* Begin *
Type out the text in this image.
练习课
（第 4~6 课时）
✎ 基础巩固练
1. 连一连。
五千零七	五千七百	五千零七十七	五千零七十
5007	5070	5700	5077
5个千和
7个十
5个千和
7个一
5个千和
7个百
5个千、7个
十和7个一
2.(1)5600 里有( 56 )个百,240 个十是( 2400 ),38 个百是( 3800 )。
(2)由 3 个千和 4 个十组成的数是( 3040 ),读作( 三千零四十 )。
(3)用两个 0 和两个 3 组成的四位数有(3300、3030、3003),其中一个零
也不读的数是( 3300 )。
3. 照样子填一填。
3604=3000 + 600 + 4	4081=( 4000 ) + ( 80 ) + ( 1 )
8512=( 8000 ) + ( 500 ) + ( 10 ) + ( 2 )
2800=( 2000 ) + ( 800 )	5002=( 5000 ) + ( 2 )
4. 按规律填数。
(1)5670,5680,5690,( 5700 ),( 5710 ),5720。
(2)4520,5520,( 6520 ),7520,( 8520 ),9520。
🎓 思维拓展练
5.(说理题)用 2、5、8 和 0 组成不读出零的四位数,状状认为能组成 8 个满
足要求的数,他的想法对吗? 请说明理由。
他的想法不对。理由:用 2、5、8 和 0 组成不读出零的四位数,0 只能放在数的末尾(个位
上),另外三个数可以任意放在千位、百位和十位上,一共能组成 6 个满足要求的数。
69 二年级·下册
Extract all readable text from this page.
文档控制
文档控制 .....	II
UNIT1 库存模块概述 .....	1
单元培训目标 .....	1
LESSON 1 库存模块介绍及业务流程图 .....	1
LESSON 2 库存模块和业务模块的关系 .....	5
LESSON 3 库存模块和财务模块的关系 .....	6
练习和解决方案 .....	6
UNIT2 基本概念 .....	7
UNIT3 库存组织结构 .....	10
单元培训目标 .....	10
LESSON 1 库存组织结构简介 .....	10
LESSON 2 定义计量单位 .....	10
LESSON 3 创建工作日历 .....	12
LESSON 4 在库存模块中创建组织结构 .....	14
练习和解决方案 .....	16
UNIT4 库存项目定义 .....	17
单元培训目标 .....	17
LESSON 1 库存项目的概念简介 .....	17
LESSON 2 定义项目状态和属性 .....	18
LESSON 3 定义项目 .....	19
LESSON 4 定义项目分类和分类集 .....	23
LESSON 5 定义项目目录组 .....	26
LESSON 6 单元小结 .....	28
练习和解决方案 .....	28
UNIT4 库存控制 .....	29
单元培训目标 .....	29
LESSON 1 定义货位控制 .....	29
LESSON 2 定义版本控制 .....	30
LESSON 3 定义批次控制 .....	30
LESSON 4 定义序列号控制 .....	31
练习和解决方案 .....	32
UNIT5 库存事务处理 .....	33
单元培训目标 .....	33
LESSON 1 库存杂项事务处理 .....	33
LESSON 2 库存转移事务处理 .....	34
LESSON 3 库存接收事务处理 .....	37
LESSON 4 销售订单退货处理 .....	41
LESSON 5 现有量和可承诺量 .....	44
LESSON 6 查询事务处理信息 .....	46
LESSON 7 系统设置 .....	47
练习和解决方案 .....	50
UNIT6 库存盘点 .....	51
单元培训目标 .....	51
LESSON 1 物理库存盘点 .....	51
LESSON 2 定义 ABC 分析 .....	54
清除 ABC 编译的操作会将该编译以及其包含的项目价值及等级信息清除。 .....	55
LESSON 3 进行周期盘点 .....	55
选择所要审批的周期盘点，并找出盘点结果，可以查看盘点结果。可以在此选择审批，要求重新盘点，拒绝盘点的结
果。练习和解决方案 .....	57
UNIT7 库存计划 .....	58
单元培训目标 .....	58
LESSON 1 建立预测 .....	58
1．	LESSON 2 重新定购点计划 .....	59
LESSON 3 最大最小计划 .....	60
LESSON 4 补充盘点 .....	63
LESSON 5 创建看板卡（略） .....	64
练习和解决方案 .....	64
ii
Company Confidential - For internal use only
* End *
> **Objective**
In the entries above, find every line with the word "text" and list it.

> **Finished exercise**
Type out the text in this image.
Extract all readable text from this page.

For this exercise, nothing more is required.